GOAL
Gather each line of the entries below that includes "beleggingen".

— Start of SOURCE DATA —

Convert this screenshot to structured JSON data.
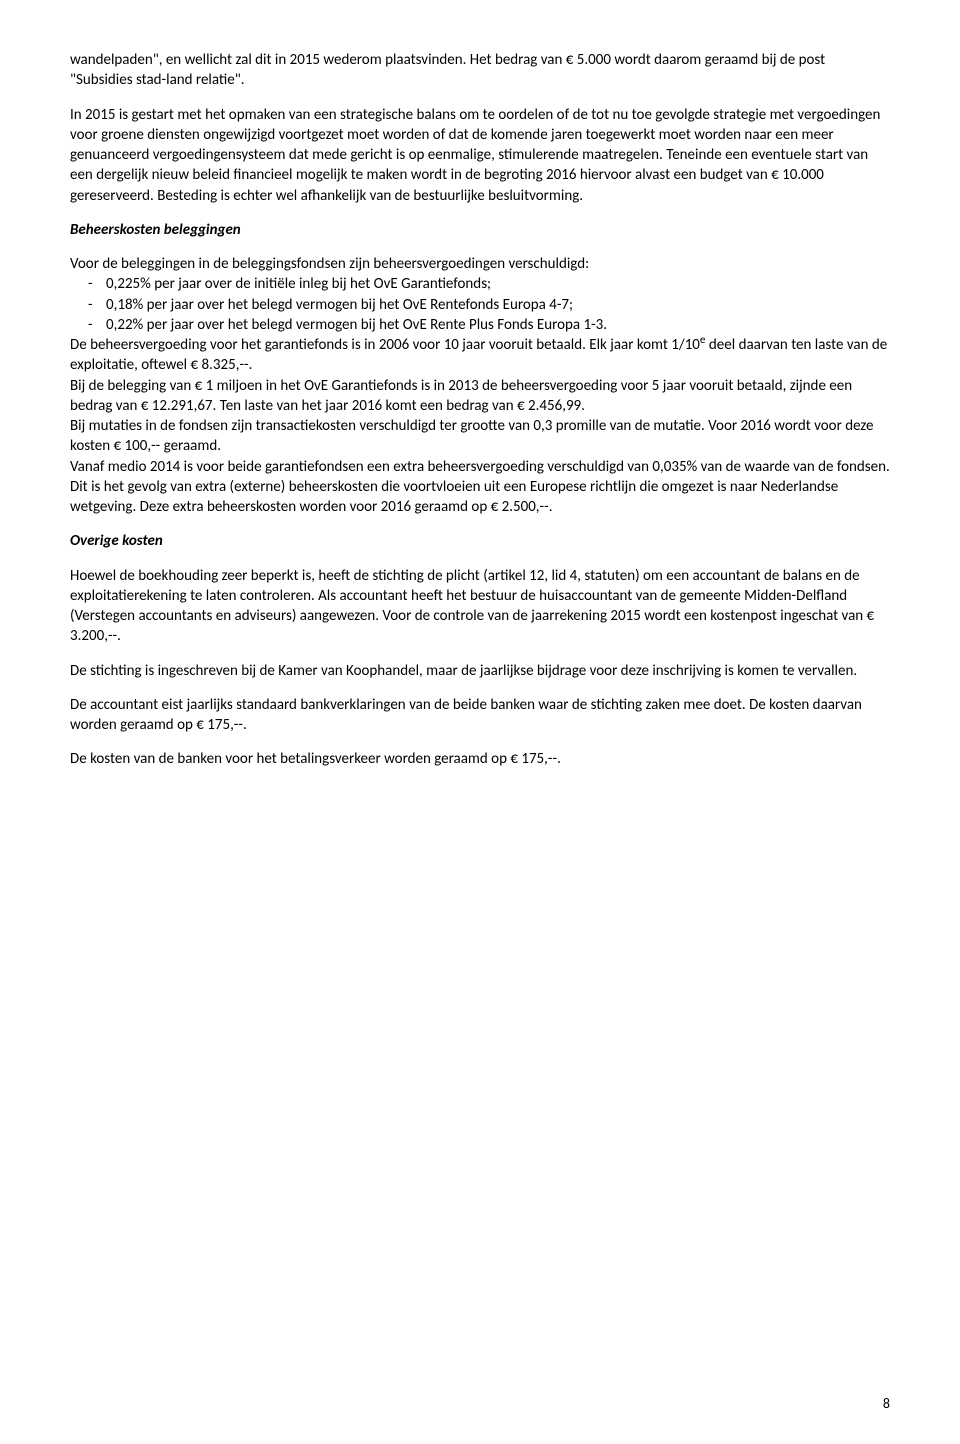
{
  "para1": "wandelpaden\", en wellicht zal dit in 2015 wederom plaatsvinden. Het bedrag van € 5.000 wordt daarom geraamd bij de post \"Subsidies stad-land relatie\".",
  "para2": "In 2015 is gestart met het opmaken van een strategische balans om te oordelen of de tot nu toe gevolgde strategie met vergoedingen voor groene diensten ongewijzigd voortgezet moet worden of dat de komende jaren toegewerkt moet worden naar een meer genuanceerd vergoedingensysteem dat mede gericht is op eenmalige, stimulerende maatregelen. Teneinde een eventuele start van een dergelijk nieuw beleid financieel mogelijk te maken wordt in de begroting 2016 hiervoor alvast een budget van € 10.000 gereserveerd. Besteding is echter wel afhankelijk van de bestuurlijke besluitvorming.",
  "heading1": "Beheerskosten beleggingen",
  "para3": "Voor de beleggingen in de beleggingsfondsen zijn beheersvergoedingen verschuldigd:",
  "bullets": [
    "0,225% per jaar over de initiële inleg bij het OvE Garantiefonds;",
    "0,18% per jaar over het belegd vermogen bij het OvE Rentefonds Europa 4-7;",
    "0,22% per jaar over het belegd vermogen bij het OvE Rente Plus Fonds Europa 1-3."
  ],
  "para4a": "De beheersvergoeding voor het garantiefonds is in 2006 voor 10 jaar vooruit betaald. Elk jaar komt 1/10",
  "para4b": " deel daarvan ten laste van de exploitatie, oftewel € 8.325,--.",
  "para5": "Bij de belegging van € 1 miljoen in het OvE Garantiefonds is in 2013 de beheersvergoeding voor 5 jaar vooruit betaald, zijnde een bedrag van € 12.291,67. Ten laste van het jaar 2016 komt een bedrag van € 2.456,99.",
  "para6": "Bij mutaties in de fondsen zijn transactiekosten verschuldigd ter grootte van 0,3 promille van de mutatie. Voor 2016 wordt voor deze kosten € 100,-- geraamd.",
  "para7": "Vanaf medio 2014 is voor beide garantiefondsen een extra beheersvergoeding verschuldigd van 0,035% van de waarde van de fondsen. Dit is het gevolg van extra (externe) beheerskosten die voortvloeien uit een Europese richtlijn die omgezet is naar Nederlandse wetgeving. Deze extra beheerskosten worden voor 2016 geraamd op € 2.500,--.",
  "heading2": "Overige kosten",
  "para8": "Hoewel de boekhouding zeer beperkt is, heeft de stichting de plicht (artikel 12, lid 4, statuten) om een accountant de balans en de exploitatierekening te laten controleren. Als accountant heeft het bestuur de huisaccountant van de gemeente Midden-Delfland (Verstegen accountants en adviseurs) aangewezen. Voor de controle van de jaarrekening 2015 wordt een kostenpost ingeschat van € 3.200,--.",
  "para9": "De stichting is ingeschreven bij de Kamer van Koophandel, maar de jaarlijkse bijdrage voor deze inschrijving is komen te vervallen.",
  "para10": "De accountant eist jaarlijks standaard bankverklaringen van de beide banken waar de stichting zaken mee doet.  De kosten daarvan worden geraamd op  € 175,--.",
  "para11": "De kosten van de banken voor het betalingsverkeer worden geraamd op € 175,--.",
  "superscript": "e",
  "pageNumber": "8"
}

— End of SOURCE DATA —

RESULT
  "heading1": "Beheerskosten beleggingen",
  "para3": "Voor de beleggingen in de beleggingsfondsen zijn beheersvergoedingen verschuldigd:",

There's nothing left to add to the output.